(begin)

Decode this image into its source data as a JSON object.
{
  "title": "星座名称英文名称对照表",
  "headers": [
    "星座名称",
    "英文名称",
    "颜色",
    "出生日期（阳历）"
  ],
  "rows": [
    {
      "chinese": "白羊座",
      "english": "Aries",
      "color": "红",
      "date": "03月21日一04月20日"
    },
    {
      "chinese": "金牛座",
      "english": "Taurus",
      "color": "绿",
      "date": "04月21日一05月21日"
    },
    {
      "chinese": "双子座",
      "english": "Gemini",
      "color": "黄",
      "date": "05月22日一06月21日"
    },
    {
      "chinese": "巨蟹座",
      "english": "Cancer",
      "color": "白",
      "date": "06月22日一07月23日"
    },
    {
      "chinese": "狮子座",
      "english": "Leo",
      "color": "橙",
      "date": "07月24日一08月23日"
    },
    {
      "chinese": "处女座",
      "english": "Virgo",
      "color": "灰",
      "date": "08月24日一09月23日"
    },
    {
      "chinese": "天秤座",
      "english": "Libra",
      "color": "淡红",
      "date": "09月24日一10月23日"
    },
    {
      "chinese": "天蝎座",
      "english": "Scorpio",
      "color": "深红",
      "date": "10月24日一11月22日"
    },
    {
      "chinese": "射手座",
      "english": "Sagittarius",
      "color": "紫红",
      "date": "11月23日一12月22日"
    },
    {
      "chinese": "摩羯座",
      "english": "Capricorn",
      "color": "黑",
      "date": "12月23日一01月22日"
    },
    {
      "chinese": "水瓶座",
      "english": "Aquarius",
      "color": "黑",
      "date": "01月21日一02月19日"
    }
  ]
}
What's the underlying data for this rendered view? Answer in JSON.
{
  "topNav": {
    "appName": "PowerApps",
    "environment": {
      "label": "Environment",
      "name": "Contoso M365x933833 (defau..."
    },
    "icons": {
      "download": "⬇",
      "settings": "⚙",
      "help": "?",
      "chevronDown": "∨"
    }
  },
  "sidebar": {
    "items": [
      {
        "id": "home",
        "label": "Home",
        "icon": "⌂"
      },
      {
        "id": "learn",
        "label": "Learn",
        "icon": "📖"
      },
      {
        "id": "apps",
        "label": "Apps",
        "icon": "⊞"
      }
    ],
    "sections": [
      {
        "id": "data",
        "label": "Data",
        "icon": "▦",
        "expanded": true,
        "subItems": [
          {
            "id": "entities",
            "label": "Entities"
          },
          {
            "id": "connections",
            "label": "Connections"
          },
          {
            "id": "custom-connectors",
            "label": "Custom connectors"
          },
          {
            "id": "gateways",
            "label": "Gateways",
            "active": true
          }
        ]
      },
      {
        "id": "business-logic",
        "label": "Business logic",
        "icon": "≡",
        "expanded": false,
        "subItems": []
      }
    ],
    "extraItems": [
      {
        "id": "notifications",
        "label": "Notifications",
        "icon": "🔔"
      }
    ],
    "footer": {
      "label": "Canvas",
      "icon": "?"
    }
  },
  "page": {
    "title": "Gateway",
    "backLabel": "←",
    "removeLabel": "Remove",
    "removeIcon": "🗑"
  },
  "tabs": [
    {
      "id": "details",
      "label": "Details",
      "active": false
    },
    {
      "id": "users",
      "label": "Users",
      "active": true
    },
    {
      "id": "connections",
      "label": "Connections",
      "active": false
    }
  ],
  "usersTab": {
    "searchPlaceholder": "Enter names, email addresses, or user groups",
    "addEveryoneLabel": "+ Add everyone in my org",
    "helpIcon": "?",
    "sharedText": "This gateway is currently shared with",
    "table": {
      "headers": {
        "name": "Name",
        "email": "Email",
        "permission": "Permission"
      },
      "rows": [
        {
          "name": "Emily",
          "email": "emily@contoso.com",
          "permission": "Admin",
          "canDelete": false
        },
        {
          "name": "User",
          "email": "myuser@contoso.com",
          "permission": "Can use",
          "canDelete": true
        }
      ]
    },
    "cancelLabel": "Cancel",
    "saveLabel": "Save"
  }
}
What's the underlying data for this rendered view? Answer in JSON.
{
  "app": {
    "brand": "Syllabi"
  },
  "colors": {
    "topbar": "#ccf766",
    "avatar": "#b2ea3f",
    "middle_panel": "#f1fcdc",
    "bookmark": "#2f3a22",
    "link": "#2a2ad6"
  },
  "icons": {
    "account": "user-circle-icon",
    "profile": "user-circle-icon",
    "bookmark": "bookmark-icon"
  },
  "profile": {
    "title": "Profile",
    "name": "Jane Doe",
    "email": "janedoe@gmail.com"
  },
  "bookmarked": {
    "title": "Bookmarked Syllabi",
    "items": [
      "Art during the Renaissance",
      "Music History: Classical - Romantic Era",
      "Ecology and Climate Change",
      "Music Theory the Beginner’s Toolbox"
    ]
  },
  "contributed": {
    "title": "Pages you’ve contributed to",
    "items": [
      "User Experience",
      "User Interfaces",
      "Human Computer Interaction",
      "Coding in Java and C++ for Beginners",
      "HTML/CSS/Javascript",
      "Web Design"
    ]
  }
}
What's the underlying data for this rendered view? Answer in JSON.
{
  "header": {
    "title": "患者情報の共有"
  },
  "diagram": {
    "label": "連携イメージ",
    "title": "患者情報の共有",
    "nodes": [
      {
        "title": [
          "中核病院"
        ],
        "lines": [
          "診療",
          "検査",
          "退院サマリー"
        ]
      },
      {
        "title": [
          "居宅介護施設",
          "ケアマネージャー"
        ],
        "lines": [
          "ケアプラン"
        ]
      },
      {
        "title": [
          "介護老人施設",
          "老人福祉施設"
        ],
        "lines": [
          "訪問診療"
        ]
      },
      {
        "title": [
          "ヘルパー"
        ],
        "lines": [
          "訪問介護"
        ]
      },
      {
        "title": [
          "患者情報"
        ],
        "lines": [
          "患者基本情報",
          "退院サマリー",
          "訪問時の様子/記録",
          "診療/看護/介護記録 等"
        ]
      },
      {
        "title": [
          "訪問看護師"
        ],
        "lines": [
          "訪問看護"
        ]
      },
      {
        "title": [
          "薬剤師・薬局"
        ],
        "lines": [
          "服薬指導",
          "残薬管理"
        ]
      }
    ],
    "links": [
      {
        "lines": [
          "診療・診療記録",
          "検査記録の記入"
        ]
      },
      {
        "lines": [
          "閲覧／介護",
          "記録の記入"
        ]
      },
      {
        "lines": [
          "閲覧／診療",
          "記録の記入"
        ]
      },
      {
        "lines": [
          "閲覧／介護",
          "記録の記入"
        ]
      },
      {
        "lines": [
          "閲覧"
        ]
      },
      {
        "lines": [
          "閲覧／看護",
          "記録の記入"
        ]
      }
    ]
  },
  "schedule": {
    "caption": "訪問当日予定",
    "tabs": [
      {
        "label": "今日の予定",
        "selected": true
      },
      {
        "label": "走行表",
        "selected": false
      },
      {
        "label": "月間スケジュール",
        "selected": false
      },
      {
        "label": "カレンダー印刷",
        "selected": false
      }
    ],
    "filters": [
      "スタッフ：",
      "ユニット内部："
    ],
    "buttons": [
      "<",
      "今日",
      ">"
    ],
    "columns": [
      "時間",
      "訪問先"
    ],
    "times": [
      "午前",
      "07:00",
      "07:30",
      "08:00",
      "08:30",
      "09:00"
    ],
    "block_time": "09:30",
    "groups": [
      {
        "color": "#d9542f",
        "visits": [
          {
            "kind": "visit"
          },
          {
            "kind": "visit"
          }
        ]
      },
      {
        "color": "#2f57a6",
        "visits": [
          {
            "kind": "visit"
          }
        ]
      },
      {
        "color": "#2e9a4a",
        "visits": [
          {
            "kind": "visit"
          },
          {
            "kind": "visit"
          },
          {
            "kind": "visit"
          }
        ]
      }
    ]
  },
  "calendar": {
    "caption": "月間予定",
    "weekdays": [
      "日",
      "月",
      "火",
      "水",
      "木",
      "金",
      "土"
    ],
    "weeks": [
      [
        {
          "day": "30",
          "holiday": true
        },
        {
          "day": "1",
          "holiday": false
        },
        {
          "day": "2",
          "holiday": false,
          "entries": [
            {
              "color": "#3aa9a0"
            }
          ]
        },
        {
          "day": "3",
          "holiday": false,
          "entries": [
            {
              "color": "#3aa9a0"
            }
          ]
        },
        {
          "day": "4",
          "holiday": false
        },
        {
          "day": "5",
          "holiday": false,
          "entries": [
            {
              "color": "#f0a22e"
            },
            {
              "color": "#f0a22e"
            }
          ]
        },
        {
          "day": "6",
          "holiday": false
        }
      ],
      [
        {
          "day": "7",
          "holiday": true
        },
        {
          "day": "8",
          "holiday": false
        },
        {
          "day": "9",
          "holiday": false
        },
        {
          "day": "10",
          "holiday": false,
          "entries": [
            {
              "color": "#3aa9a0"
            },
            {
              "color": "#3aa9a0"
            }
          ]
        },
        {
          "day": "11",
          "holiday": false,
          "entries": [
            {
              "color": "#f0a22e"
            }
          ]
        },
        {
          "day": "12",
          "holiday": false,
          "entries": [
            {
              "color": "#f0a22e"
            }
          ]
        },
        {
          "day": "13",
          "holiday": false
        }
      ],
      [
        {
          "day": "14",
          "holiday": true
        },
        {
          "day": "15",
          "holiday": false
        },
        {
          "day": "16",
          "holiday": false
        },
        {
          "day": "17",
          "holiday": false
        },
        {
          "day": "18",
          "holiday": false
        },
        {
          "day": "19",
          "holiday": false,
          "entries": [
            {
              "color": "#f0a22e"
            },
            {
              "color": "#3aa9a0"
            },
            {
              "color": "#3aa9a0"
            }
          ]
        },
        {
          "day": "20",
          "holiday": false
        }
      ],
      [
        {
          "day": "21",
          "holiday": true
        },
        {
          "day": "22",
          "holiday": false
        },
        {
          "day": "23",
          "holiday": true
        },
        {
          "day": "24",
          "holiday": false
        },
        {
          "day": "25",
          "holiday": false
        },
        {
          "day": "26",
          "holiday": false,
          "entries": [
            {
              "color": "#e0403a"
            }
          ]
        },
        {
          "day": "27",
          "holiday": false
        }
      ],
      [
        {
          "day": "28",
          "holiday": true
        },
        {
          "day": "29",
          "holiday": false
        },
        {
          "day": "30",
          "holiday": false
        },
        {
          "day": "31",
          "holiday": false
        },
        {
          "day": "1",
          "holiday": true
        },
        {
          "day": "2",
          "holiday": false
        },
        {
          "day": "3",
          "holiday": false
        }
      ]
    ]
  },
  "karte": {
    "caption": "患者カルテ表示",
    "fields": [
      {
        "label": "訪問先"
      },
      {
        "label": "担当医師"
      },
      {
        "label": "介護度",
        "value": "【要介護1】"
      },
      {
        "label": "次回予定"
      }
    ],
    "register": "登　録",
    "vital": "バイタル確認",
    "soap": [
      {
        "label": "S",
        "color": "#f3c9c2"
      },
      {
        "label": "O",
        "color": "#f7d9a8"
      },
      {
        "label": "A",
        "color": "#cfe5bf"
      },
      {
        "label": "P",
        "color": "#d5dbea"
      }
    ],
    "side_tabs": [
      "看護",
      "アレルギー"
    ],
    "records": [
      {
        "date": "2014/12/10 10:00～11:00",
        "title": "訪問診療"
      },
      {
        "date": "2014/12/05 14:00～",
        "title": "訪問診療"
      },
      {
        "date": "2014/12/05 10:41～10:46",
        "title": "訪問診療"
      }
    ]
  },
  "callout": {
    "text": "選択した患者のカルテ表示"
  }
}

(end)

Read through the entries and copy every line that includes "groups".

= EXERCISE SOLUTION =
    "searchPlaceholder": "Enter names, email addresses, or user groups",
    "groups": [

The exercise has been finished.